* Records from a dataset
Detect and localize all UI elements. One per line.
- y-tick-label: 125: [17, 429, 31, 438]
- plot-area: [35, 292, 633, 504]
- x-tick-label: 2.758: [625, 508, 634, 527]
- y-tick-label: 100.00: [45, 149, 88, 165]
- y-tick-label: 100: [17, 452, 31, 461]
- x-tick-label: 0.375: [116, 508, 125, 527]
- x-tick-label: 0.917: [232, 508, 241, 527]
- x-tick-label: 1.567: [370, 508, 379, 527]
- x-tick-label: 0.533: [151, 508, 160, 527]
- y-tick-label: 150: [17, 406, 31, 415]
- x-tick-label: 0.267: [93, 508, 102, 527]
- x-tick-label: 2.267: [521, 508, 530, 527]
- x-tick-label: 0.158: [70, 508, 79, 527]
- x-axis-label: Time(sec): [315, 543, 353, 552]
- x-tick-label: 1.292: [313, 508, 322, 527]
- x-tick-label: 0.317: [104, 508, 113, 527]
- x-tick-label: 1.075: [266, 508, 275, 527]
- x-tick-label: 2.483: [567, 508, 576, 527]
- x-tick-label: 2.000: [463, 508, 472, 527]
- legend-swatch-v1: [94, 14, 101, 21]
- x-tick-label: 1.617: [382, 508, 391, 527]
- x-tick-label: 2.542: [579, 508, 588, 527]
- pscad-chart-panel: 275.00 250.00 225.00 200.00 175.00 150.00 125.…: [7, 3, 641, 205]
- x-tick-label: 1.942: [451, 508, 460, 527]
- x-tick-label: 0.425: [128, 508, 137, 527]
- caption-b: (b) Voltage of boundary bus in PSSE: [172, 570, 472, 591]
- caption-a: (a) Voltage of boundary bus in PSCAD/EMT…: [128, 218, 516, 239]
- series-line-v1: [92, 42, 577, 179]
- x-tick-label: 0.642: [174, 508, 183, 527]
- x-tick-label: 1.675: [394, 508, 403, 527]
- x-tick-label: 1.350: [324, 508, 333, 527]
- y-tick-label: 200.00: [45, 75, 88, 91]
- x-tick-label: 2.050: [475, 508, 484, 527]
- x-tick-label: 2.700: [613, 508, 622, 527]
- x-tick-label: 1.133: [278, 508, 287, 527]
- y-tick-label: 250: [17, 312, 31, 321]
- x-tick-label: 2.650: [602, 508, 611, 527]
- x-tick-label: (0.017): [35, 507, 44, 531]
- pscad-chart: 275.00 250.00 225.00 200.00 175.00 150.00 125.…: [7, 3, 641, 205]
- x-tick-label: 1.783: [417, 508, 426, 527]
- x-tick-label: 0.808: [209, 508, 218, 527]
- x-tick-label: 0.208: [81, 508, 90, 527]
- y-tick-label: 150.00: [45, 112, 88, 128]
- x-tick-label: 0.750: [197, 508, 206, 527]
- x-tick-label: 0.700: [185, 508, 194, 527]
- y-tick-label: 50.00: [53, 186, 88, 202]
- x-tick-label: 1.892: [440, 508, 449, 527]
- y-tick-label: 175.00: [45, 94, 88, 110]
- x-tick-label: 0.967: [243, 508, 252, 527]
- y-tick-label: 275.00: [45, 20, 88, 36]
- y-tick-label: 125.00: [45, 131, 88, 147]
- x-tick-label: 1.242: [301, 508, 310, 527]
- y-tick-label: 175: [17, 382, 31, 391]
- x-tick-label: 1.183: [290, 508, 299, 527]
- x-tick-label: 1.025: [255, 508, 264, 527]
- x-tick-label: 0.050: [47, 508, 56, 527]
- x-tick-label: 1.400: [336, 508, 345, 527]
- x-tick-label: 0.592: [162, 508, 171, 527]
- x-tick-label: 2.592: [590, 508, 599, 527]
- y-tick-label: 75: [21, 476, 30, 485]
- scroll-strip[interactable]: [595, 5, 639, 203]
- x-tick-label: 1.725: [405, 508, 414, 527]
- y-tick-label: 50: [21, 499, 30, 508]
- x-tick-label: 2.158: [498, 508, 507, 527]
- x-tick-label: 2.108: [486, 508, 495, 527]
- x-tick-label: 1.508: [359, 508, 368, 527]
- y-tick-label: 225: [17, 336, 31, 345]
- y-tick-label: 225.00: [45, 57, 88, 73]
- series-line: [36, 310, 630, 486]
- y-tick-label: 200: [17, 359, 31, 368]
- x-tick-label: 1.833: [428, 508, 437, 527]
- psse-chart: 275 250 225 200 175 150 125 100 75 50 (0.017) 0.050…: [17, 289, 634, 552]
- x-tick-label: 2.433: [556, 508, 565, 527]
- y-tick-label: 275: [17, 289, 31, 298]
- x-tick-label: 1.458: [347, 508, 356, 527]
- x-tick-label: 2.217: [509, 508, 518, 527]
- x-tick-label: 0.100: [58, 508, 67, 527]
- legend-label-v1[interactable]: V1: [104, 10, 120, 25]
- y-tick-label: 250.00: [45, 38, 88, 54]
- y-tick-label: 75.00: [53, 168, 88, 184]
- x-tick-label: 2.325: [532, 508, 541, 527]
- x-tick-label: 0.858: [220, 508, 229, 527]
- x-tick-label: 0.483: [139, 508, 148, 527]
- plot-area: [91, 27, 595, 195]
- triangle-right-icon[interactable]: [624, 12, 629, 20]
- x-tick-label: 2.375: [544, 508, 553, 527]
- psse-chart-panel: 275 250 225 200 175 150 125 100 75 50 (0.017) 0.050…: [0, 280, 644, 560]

* * *

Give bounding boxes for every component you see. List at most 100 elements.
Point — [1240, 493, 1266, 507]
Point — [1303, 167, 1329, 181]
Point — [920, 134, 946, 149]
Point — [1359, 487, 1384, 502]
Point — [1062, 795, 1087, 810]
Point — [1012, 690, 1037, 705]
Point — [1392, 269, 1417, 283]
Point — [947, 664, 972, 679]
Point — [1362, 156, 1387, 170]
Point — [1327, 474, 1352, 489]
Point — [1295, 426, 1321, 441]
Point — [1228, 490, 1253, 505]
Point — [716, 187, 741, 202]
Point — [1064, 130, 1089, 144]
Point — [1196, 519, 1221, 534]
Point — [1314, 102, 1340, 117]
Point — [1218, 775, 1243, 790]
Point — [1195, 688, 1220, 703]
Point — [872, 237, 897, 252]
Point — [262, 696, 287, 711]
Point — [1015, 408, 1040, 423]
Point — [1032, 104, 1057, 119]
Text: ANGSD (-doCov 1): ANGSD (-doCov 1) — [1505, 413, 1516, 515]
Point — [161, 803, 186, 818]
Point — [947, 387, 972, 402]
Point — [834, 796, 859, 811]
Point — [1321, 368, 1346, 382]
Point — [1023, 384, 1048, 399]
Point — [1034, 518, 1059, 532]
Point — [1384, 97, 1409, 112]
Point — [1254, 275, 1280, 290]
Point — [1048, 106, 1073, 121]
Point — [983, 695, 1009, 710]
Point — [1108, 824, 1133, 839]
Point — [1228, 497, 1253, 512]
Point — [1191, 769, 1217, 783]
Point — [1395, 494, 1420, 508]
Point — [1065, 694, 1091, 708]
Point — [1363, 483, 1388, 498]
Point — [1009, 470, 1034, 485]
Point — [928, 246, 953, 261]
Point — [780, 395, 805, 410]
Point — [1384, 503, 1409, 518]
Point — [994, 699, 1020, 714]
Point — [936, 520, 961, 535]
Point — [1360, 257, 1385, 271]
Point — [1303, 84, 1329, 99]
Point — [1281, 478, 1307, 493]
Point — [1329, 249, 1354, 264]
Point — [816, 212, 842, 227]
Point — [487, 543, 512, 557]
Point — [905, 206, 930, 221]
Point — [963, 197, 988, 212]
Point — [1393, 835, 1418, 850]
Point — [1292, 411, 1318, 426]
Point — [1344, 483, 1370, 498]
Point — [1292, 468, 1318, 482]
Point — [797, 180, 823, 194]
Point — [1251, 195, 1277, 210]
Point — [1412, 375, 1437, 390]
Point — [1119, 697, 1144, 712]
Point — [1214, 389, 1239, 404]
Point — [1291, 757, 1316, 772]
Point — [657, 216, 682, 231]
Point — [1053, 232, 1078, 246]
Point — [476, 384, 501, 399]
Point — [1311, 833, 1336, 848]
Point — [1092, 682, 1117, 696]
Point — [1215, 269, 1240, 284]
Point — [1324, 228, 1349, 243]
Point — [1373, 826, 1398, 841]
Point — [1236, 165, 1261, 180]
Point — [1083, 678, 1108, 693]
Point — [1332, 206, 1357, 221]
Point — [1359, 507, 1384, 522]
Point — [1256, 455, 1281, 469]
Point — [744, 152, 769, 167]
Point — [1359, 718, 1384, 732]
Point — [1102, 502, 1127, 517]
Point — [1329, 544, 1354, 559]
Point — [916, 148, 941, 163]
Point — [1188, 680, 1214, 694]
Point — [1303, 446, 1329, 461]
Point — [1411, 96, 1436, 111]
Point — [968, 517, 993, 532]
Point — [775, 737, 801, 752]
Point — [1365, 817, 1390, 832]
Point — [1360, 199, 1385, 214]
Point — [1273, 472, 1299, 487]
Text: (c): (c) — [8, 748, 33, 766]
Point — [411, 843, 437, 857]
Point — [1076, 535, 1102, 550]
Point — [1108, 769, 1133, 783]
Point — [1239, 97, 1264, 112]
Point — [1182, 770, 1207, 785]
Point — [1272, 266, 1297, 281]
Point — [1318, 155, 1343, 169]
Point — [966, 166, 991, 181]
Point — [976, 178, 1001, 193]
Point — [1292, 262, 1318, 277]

* Task brief
Reproduce the rows verbatim, beginning with the line containing "Give bounding boxes" and continuing through the line containing "Point — [905, 206, 930, 221]", with both of those lines included.

* Solution for this task
Give bounding boxes for every component you see. List at most 100 elements.
Point — [1240, 493, 1266, 507]
Point — [1303, 167, 1329, 181]
Point — [920, 134, 946, 149]
Point — [1359, 487, 1384, 502]
Point — [1062, 795, 1087, 810]
Point — [1012, 690, 1037, 705]
Point — [1392, 269, 1417, 283]
Point — [947, 664, 972, 679]
Point — [1362, 156, 1387, 170]
Point — [1327, 474, 1352, 489]
Point — [1295, 426, 1321, 441]
Point — [1228, 490, 1253, 505]
Point — [716, 187, 741, 202]
Point — [1064, 130, 1089, 144]
Point — [1196, 519, 1221, 534]
Point — [1314, 102, 1340, 117]
Point — [1218, 775, 1243, 790]
Point — [1195, 688, 1220, 703]
Point — [872, 237, 897, 252]
Point — [262, 696, 287, 711]
Point — [1015, 408, 1040, 423]
Point — [1032, 104, 1057, 119]
Text: ANGSD (-doCov 1): ANGSD (-doCov 1) — [1505, 413, 1516, 515]
Point — [161, 803, 186, 818]
Point — [947, 387, 972, 402]
Point — [834, 796, 859, 811]
Point — [1321, 368, 1346, 382]
Point — [1023, 384, 1048, 399]
Point — [1034, 518, 1059, 532]
Point — [1384, 97, 1409, 112]
Point — [1254, 275, 1280, 290]
Point — [1048, 106, 1073, 121]
Point — [983, 695, 1009, 710]
Point — [1108, 824, 1133, 839]
Point — [1228, 497, 1253, 512]
Point — [1191, 769, 1217, 783]
Point — [1395, 494, 1420, 508]
Point — [1065, 694, 1091, 708]
Point — [1363, 483, 1388, 498]
Point — [1009, 470, 1034, 485]
Point — [928, 246, 953, 261]
Point — [780, 395, 805, 410]
Point — [1384, 503, 1409, 518]
Point — [994, 699, 1020, 714]
Point — [936, 520, 961, 535]
Point — [1360, 257, 1385, 271]
Point — [1303, 84, 1329, 99]
Point — [1281, 478, 1307, 493]
Point — [1329, 249, 1354, 264]
Point — [816, 212, 842, 227]
Point — [487, 543, 512, 557]
Point — [905, 206, 930, 221]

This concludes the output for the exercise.